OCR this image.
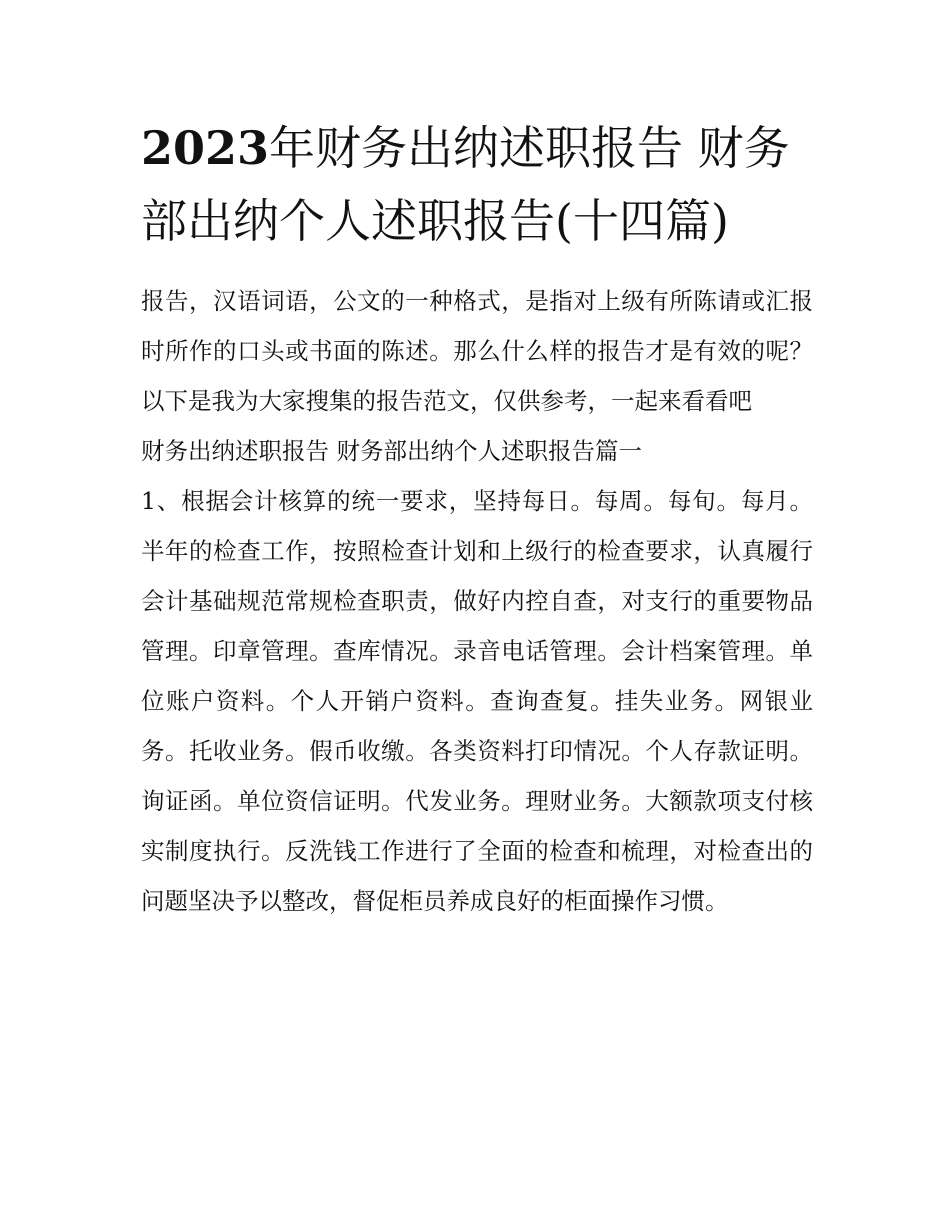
2023年财务出纳述职报告 财务部出纳个人述职报告(十四篇)

报告，汉语词语，公文的一种格式，是指对上级有所陈请或汇报时所作的口头或书面的陈述。那么什么样的报告才是有效的呢？以下是我为大家搜集的报告范文，仅供参考，一起来看看吧

财务出纳述职报告 财务部出纳个人述职报告篇一

1、根据会计核算的统一要求，坚持每日。每周。每旬。每月。半年的检查工作，按照检查计划和上级行的检查要求，认真履行会计基础规范常规检查职责，做好内控自查，对支行的重要物品管理。印章管理。查库情况。录音电话管理。会计档案管理。单位账户资料。个人开销户资料。查询查复。挂失业务。网银业务。托收业务。假币收缴。各类资料打印情况。个人存款证明。询证函。单位资信证明。代发业务。理财业务。大额款项支付核实制度执行。反洗钱工作进行了全面的检查和梳理，对检查出的问题坚决予以整改，督促柜员养成良好的柜面操作习惯。
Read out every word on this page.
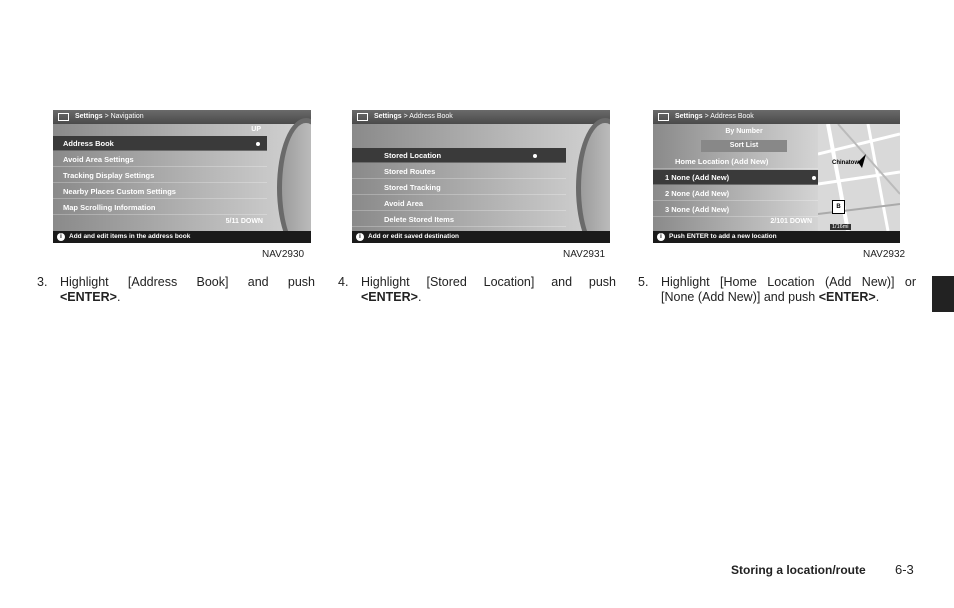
Settings > Navigation
UP
Address Book
Avoid Area Settings
Tracking Display Settings
Nearby Places Custom Settings
Map Scrolling Information
5/11 DOWN
i	Add and edit items in the address book
NAV2930
Settings > Address Book
Stored Location
Stored Routes
Stored Tracking
Avoid Area
Delete Stored Items
i	Add or edit saved destination
NAV2931
Settings > Address Book
By Number
Sort List
Home Location (Add New)
1 None (Add New)
2 None (Add New)
3 None (Add New)
2/101 DOWN
Chinatown
B
1/16mi
i	Push ENTER to add a new location
NAV2932
3. Highlight [Address Book] and push <ENTER>.
4. Highlight [Stored Location] and push <ENTER>.
5. Highlight [Home Location (Add New)] or [None (Add New)] and push <ENTER>.
Storing a location/route 6-3
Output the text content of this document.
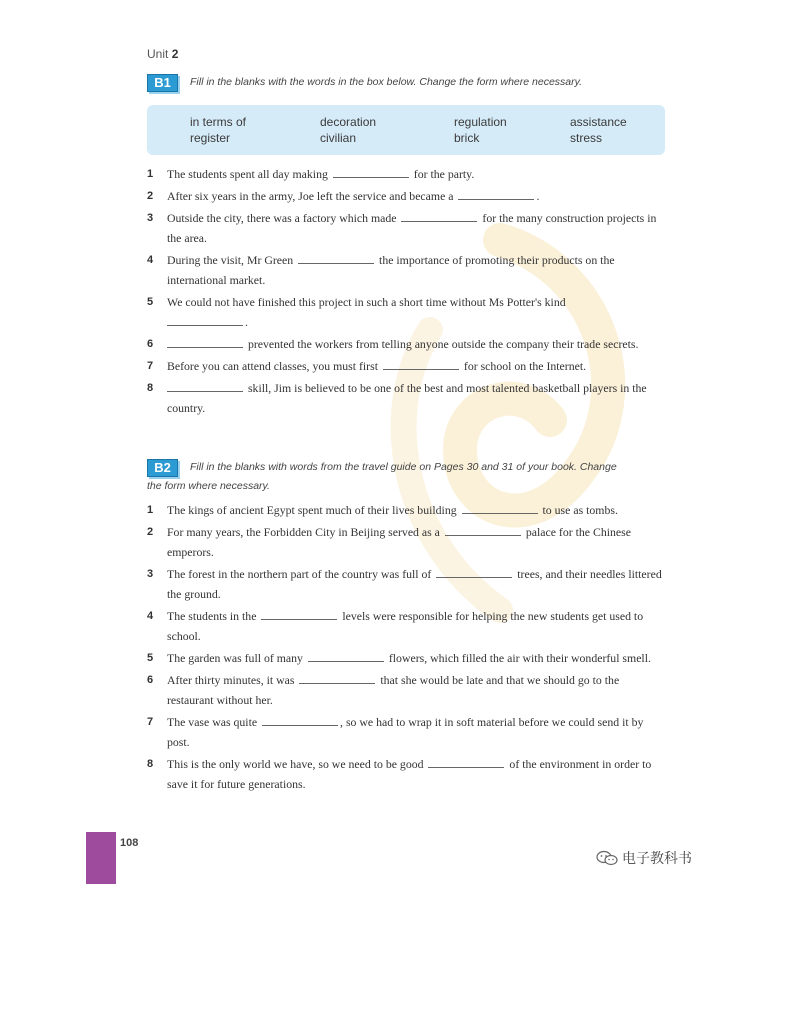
Unit 2
B1 Fill in the blanks with the words in the box below. Change the form where necessary.
in terms of	decoration	regulation	assistance
register	civilian	brick	stress
1 The students spent all day making	for the party.
2 After six years in the army, Joe left the service and became a	.
3 Outside the city, there was a factory which made	for the many construction projects in the area.
4 During the visit, Mr Green	the importance of promoting their products on the international market.
5 We could not have finished this project in such a short time without Ms Potter's kind
.
6	prevented the workers from telling anyone outside the company their trade secrets.
7 Before you can attend classes, you must first	for school on the Internet.
8	skill, Jim is believed to be one of the best and most talented basketball players in the country.
B2 Fill in the blanks with words from the travel guide on Pages 30 and 31 of your book. Change
the form where necessary.
1 The kings of ancient Egypt spent much of their lives building	to use as tombs.
2 For many years, the Forbidden City in Beijing served as a	palace for the Chinese emperors.
3 The forest in the northern part of the country was full of	trees, and their needles littered the ground.
4 The students in the	levels were responsible for helping the new students get used to school.
5 The garden was full of many	flowers, which filled the air with their wonderful smell.
6 After thirty minutes, it was	that she would be late and that we should go to the restaurant without her.
7 The vase was quite	, so we had to wrap it in soft material before we could send it by post.
8 This is the only world we have, so we need to be good	of the environment in order to save it for future generations.
108
电子教科书
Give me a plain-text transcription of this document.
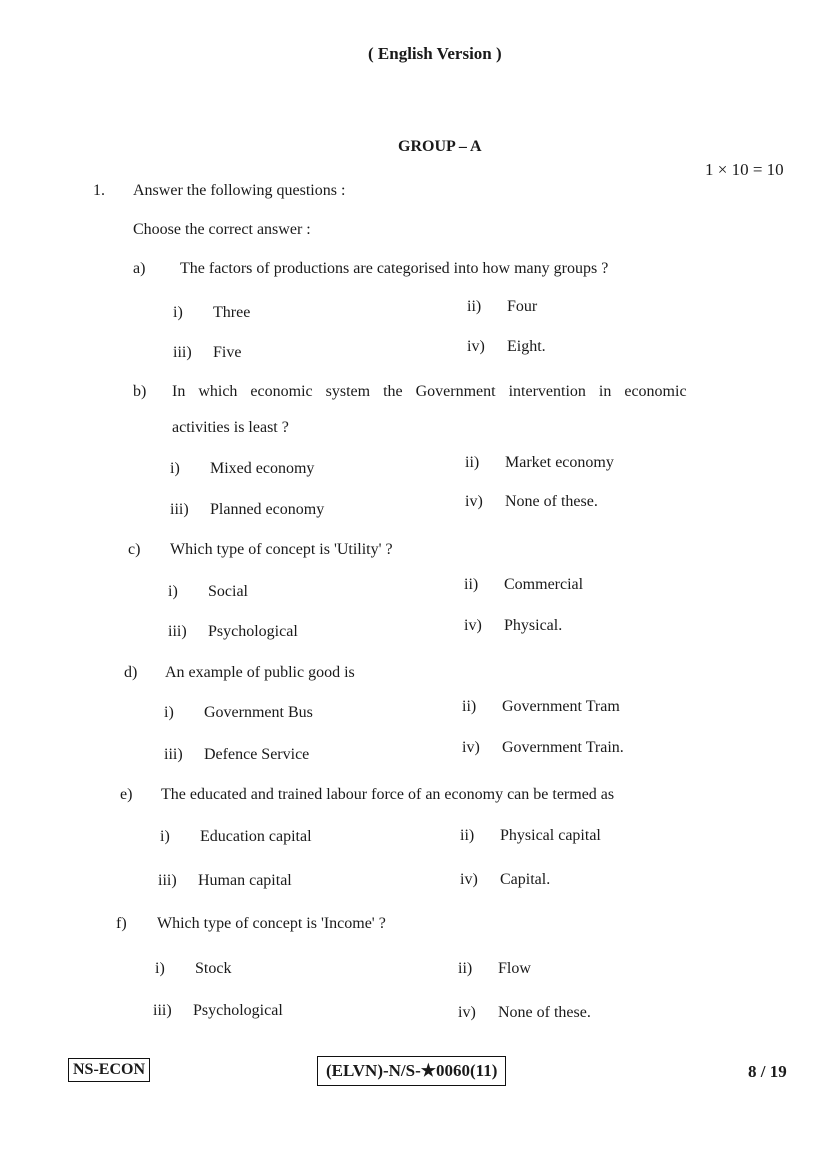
( English Version )
GROUP – A
1 × 10 = 10
1. Answer the following questions :
Choose the correct answer :
a) The factors of productions are categorised into how many groups ?
i) Three	ii) Four
iii) Five	iv) Eight.
b) In which economic system the Government intervention in economic
activities is least ?
i) Mixed economy	ii) Market economy
iii) Planned economy	iv) None of these.
c) Which type of concept is 'Utility' ?
i) Social	ii) Commercial
iii) Psychological	iv) Physical.
d) An example of public good is
i) Government Bus	ii) Government Tram
iii) Defence Service	iv) Government Train.
e) The educated and trained labour force of an economy can be termed as
i) Education capital	ii) Physical capital
iii) Human capital	iv) Capital.
f) Which type of concept is 'Income' ?
i) Stock	ii) Flow
iii) Psychological	iv) None of these.
NS-ECON	(ELVN)-N/S-★0060(11)	8 / 19
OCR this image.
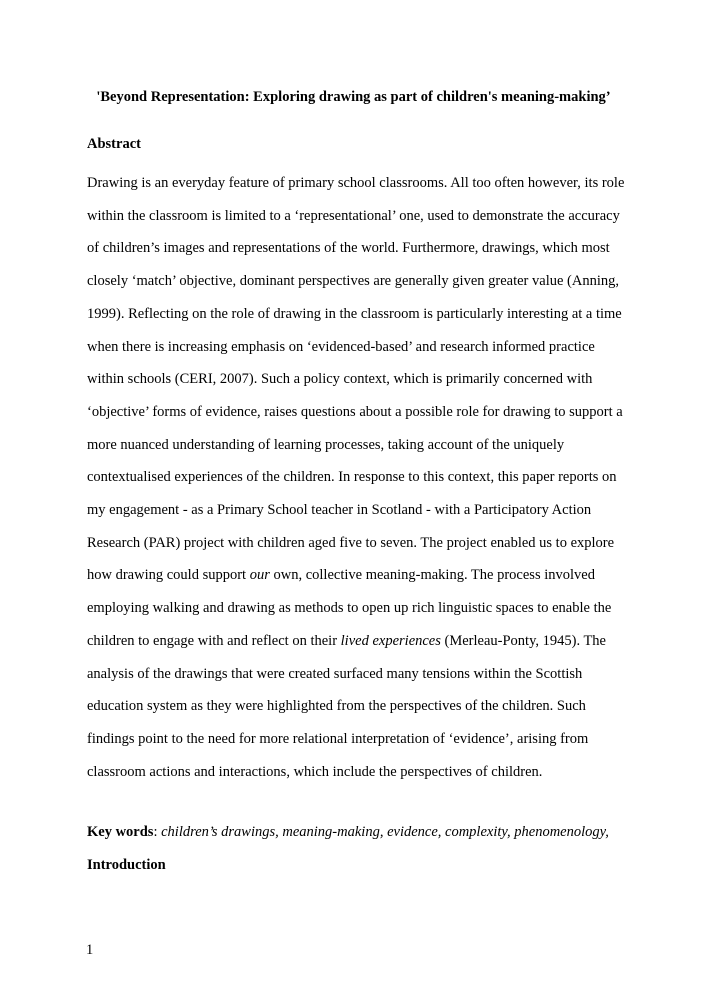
'Beyond Representation: Exploring drawing as part of children's meaning-making’
Abstract
Drawing is an everyday feature of primary school classrooms. All too often however, its role
within the classroom is limited to a ‘representational’ one, used to demonstrate the accuracy
of children’s images and representations of the world. Furthermore, drawings, which most
closely ‘match’ objective, dominant perspectives are generally given greater value (Anning,
1999). Reflecting on the role of drawing in the classroom is particularly interesting at a time
when there is increasing emphasis on ‘evidenced-based’ and research informed practice
within schools (CERI, 2007). Such a policy context, which is primarily concerned with
‘objective’ forms of evidence, raises questions about a possible role for drawing to support a
more nuanced understanding of learning processes, taking account of the uniquely
contextualised experiences of the children. In response to this context, this paper reports on
my engagement - as a Primary School teacher in Scotland - with a Participatory Action
Research (PAR) project with children aged five to seven. The project enabled us to explore
how drawing could support our own, collective meaning-making. The process involved
employing walking and drawing as methods to open up rich linguistic spaces to enable the
children to engage with and reflect on their lived experiences (Merleau-Ponty, 1945). The
analysis of the drawings that were created surfaced many tensions within the Scottish
education system as they were highlighted from the perspectives of the children. Such
findings point to the need for more relational interpretation of ‘evidence’, arising from
classroom actions and interactions, which include the perspectives of children.
Key words: children’s drawings, meaning-making, evidence, complexity, phenomenology,
Introduction
1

══════

→ **EXERCISE REQUIREMENTS**
Say how many lines of the listing above contain "role", with no other words.

→ **CORRECT RESPONSE**
3